Required work
Please transcribe the records precisely; pictures stay out of your copy.

Stored entries:
◇ ◇ ◇

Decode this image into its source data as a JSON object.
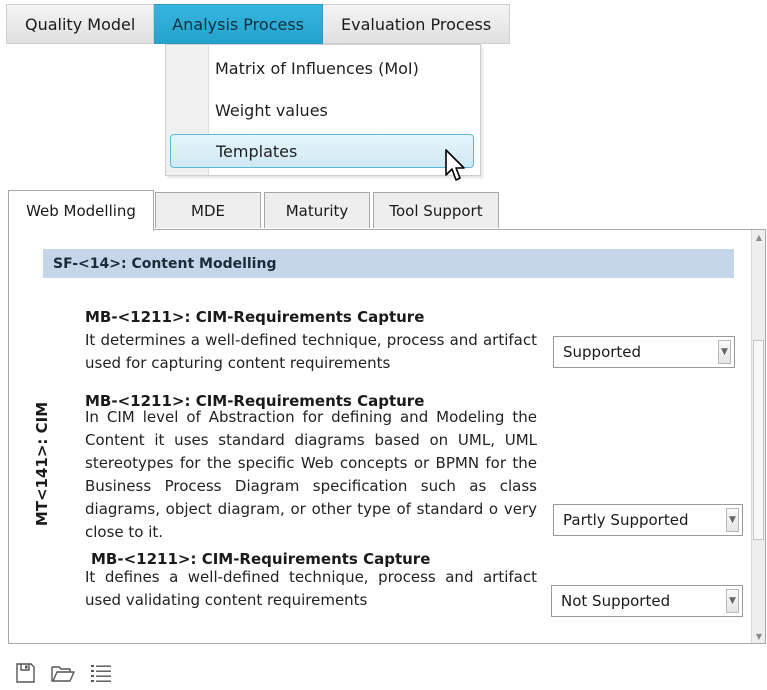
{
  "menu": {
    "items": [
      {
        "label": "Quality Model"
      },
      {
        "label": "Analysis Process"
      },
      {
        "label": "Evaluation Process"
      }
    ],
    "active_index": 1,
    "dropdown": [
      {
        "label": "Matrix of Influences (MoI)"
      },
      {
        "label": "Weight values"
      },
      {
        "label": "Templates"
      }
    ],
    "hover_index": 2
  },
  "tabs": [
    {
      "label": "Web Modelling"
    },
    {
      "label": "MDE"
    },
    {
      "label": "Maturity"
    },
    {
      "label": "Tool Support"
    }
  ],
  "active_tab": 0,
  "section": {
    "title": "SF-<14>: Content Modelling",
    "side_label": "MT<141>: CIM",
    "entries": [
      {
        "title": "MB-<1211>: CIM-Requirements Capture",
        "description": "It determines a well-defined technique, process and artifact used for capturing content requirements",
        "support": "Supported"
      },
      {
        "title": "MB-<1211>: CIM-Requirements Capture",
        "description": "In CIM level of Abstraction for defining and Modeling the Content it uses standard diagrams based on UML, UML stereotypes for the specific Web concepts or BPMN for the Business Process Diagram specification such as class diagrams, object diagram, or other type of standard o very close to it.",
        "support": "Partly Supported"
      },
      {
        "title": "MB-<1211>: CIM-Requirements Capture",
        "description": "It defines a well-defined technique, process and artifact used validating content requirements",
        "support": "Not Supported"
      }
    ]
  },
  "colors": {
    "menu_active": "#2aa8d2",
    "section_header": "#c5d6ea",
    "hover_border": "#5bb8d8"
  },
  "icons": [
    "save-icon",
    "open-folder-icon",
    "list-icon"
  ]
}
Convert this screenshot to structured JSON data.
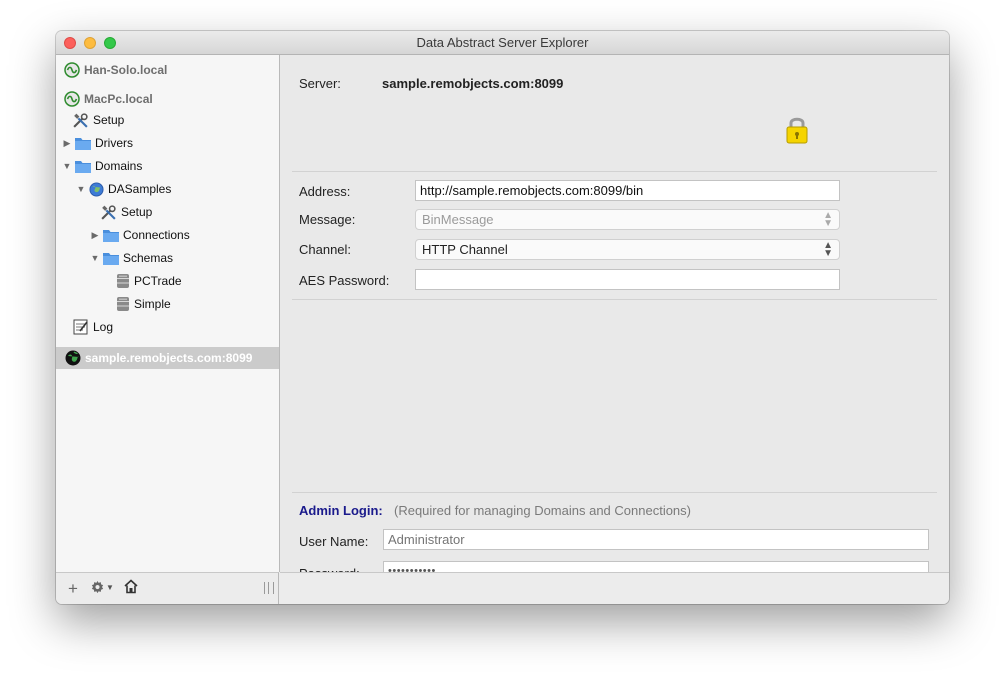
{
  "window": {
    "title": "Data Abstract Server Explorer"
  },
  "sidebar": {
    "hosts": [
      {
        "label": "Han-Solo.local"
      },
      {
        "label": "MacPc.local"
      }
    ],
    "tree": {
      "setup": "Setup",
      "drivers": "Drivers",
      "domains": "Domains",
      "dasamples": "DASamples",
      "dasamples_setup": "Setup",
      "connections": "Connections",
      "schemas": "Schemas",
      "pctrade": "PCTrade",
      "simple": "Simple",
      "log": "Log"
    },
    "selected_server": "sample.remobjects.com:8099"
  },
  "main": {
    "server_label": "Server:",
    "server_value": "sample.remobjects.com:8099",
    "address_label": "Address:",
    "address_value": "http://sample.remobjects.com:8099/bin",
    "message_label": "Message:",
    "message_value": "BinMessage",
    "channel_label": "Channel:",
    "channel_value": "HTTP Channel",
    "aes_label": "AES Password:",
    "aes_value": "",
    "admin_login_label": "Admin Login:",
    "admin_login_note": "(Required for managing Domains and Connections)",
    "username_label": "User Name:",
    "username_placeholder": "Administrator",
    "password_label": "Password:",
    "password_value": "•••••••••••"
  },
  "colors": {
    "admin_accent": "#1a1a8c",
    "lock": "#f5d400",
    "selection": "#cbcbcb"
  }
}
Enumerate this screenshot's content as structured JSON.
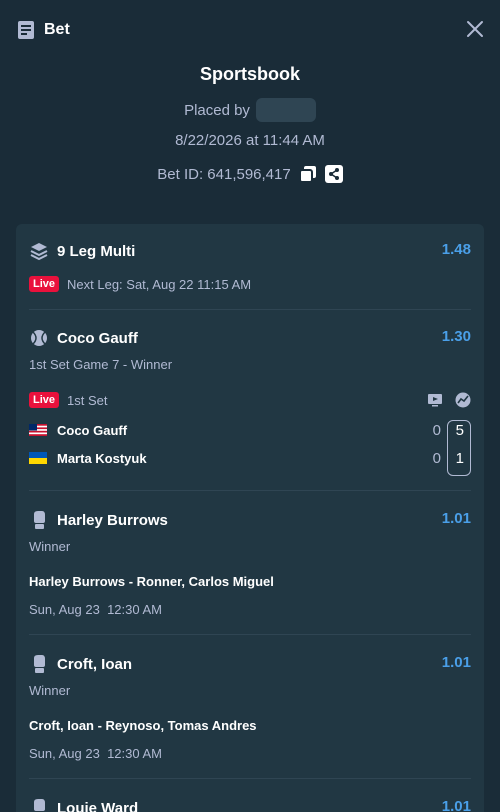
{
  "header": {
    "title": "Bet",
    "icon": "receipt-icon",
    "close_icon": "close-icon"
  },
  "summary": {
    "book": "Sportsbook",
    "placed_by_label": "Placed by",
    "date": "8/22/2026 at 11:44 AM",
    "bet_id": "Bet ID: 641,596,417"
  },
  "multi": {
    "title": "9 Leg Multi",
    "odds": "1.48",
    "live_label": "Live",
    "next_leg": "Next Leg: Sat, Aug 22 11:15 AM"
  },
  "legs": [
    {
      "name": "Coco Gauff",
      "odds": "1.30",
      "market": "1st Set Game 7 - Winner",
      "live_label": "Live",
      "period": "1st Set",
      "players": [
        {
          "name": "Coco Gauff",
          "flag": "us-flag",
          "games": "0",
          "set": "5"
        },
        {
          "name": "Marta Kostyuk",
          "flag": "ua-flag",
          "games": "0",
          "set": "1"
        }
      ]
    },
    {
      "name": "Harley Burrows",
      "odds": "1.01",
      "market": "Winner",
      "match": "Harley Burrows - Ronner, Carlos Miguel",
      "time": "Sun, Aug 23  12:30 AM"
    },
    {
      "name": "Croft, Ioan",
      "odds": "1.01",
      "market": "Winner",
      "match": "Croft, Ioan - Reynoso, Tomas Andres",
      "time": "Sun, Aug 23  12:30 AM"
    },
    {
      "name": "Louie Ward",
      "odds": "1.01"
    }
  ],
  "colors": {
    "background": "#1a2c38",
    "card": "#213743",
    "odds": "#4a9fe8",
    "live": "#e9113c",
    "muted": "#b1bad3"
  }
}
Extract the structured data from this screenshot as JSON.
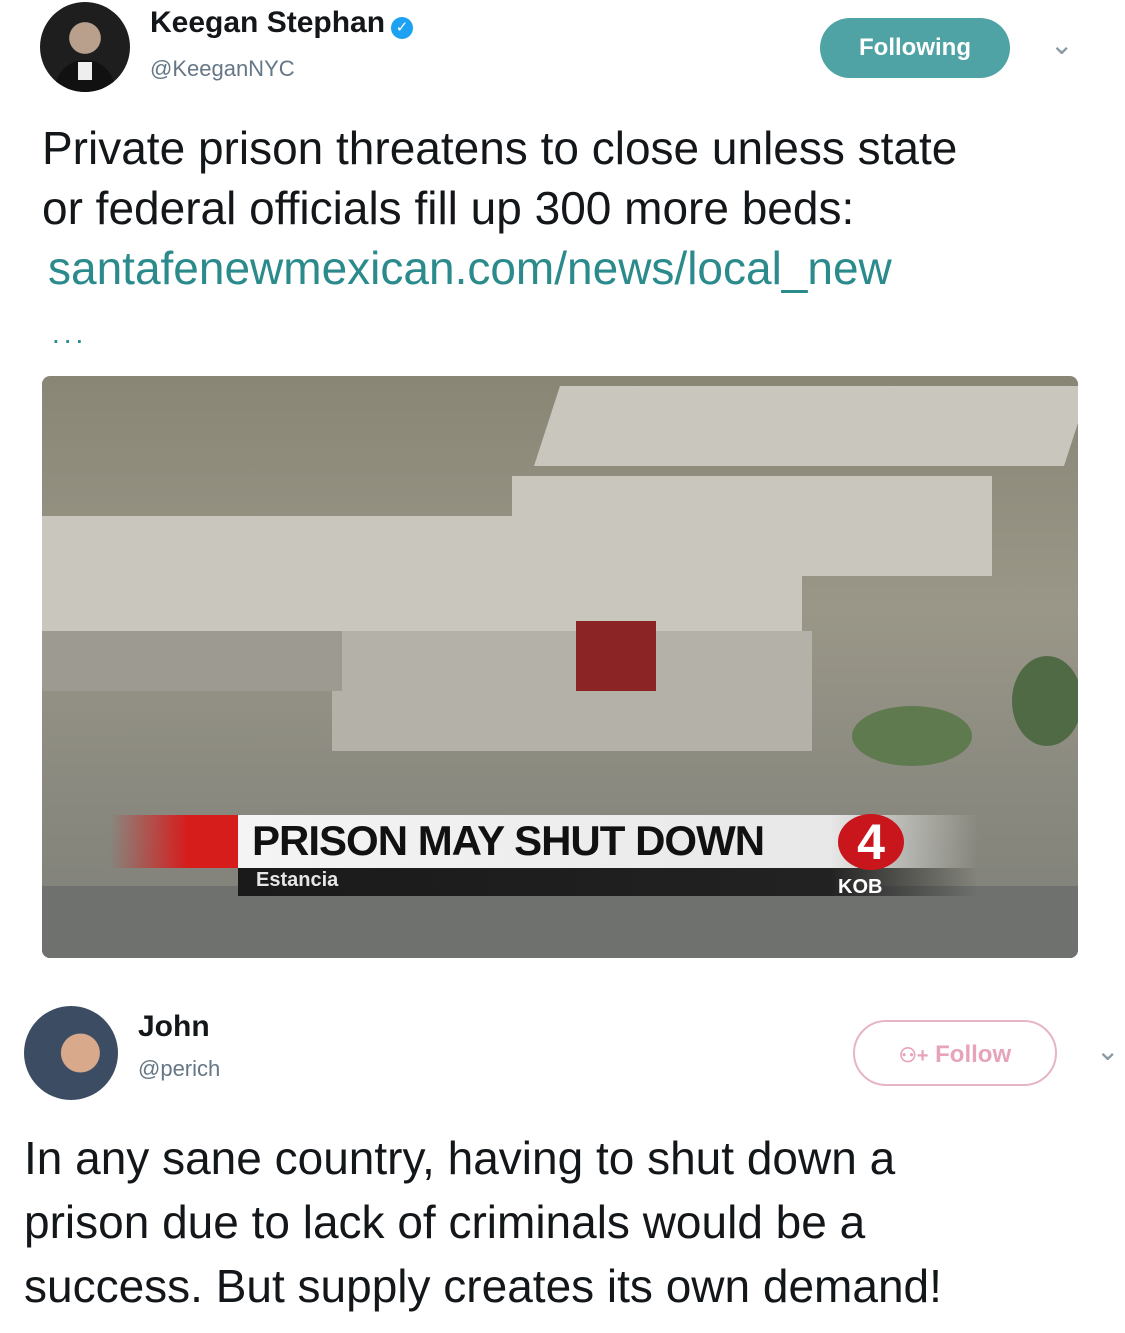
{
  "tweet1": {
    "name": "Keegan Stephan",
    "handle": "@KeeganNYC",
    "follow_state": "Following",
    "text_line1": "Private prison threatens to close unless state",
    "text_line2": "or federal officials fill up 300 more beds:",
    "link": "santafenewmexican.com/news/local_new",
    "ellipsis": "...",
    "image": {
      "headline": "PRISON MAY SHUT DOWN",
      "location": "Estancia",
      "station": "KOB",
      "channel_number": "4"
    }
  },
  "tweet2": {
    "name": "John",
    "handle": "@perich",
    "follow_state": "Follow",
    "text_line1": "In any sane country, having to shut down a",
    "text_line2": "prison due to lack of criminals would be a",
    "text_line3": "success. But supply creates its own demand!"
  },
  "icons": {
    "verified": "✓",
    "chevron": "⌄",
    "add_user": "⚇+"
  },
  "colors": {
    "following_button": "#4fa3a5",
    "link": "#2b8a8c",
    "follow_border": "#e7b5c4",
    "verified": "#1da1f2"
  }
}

◇ ◇ ◇

Written reply
Decode this image into its source data as a JSON object.
{
  "menu": {
    "items": [
      {
        "label": "Quality Model"
      },
      {
        "label": "Analysis Process"
      },
      {
        "label": "Evaluation Process"
      }
    ],
    "active_index": 1,
    "dropdown": [
      {
        "label": "Matrix of Influences (MoI)"
      },
      {
        "label": "Weight values"
      },
      {
        "label": "Templates"
      }
    ],
    "hover_index": 2
  },
  "tabs": [
    {
      "label": "Web Modelling"
    },
    {
      "label": "MDE"
    },
    {
      "label": "Maturity"
    },
    {
      "label": "Tool Support"
    }
  ],
  "active_tab": 0,
  "section": {
    "title": "SF-<14>: Content Modelling",
    "side_label": "MT<141>: CIM",
    "entries": [
      {
        "title": "MB-<1211>: CIM-Requirements Capture",
        "description": "It determines a well-defined technique, process and artifact used for capturing content requirements",
        "support": "Supported"
      },
      {
        "title": "MB-<1211>: CIM-Requirements Capture",
        "description": "In CIM level of Abstraction for defining and Modeling the Content it uses standard diagrams based on UML, UML stereotypes for the specific Web concepts or BPMN for the Business Process Diagram specification such as class diagrams, object diagram, or other type of standard o very close to it.",
        "support": "Partly Supported"
      },
      {
        "title": "MB-<1211>: CIM-Requirements Capture",
        "description": "It defines a well-defined technique, process and artifact used validating content requirements",
        "support": "Not Supported"
      }
    ]
  },
  "colors": {
    "menu_active": "#2aa8d2",
    "section_header": "#c5d6ea",
    "hover_border": "#5bb8d8"
  },
  "icons": [
    "save-icon",
    "open-folder-icon",
    "list-icon"
  ]
}
Convert this screenshot to structured JSON data.
{
  "window": {
    "title": "Data Abstract Server Explorer"
  },
  "sidebar": {
    "hosts": [
      {
        "label": "Han-Solo.local"
      },
      {
        "label": "MacPc.local"
      }
    ],
    "tree": {
      "setup": "Setup",
      "drivers": "Drivers",
      "domains": "Domains",
      "dasamples": "DASamples",
      "dasamples_setup": "Setup",
      "connections": "Connections",
      "schemas": "Schemas",
      "pctrade": "PCTrade",
      "simple": "Simple",
      "log": "Log"
    },
    "selected_server": "sample.remobjects.com:8099"
  },
  "main": {
    "server_label": "Server:",
    "server_value": "sample.remobjects.com:8099",
    "address_label": "Address:",
    "address_value": "http://sample.remobjects.com:8099/bin",
    "message_label": "Message:",
    "message_value": "BinMessage",
    "channel_label": "Channel:",
    "channel_value": "HTTP Channel",
    "aes_label": "AES Password:",
    "aes_value": "",
    "admin_login_label": "Admin Login:",
    "admin_login_note": "(Required for managing Domains and Connections)",
    "username_label": "User Name:",
    "username_placeholder": "Administrator",
    "password_label": "Password:",
    "password_value": "•••••••••••"
  },
  "colors": {
    "admin_accent": "#1a1a8c",
    "lock": "#f5d400",
    "selection": "#cbcbcb"
  }
}
Enumerate this screenshot's content as structured JSON.
{
  "header": {
    "title": "Bet",
    "icon": "receipt-icon",
    "close_icon": "close-icon"
  },
  "summary": {
    "book": "Sportsbook",
    "placed_by_label": "Placed by",
    "date": "8/22/2026 at 11:44 AM",
    "bet_id": "Bet ID: 641,596,417"
  },
  "multi": {
    "title": "9 Leg Multi",
    "odds": "1.48",
    "live_label": "Live",
    "next_leg": "Next Leg: Sat, Aug 22 11:15 AM"
  },
  "legs": [
    {
      "name": "Coco Gauff",
      "odds": "1.30",
      "market": "1st Set Game 7 - Winner",
      "live_label": "Live",
      "period": "1st Set",
      "players": [
        {
          "name": "Coco Gauff",
          "flag": "us-flag",
          "games": "0",
          "set": "5"
        },
        {
          "name": "Marta Kostyuk",
          "flag": "ua-flag",
          "games": "0",
          "set": "1"
        }
      ]
    },
    {
      "name": "Harley Burrows",
      "odds": "1.01",
      "market": "Winner",
      "match": "Harley Burrows - Ronner, Carlos Miguel",
      "time": "Sun, Aug 23  12:30 AM"
    },
    {
      "name": "Croft, Ioan",
      "odds": "1.01",
      "market": "Winner",
      "match": "Croft, Ioan - Reynoso, Tomas Andres",
      "time": "Sun, Aug 23  12:30 AM"
    },
    {
      "name": "Louie Ward",
      "odds": "1.01"
    }
  ],
  "colors": {
    "background": "#1a2c38",
    "card": "#213743",
    "odds": "#4a9fe8",
    "live": "#e9113c",
    "muted": "#b1bad3"
  }
}
Extract the structured data from this screenshot as JSON.
{
  "tweet1": {
    "name": "Keegan Stephan",
    "handle": "@KeeganNYC",
    "follow_state": "Following",
    "text_line1": "Private prison threatens to close unless state",
    "text_line2": "or federal officials fill up 300 more beds:",
    "link": "santafenewmexican.com/news/local_new",
    "ellipsis": "...",
    "image": {
      "headline": "PRISON MAY SHUT DOWN",
      "location": "Estancia",
      "station": "KOB",
      "channel_number": "4"
    }
  },
  "tweet2": {
    "name": "John",
    "handle": "@perich",
    "follow_state": "Follow",
    "text_line1": "In any sane country, having to shut down a",
    "text_line2": "prison due to lack of criminals would be a",
    "text_line3": "success. But supply creates its own demand!"
  },
  "icons": {
    "verified": "✓",
    "chevron": "⌄",
    "add_user": "⚇+"
  },
  "colors": {
    "following_button": "#4fa3a5",
    "link": "#2b8a8c",
    "follow_border": "#e7b5c4",
    "verified": "#1da1f2"
  }
}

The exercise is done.